--- start of Records provided ---
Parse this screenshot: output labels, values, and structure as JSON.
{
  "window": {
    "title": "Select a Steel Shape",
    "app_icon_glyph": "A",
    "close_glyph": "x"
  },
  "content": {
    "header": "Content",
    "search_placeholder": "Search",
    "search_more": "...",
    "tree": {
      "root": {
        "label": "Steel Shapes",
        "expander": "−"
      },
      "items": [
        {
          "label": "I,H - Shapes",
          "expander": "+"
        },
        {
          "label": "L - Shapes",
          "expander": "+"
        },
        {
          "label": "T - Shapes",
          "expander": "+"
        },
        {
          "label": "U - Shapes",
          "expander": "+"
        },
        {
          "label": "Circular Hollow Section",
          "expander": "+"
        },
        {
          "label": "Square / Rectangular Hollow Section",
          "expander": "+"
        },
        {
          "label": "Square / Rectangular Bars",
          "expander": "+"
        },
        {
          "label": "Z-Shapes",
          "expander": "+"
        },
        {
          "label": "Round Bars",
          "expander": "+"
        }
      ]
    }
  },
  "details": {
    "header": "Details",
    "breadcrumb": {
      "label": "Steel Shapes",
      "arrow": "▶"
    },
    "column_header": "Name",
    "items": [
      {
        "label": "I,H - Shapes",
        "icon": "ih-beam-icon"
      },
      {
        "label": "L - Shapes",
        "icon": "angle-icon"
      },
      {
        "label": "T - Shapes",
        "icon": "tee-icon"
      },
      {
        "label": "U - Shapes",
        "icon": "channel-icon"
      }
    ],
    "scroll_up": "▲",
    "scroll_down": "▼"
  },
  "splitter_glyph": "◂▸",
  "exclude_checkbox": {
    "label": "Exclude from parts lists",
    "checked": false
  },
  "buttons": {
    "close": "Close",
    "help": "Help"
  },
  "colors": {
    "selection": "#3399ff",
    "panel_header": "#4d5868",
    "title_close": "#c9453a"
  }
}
--- end of Records provided ---
**Directions for this task**. Copy each line of the data above that holds "Hollow".

**In response**.
          "label": "Circular Hollow Section",
          "label": "Square / Rectangular Hollow Section",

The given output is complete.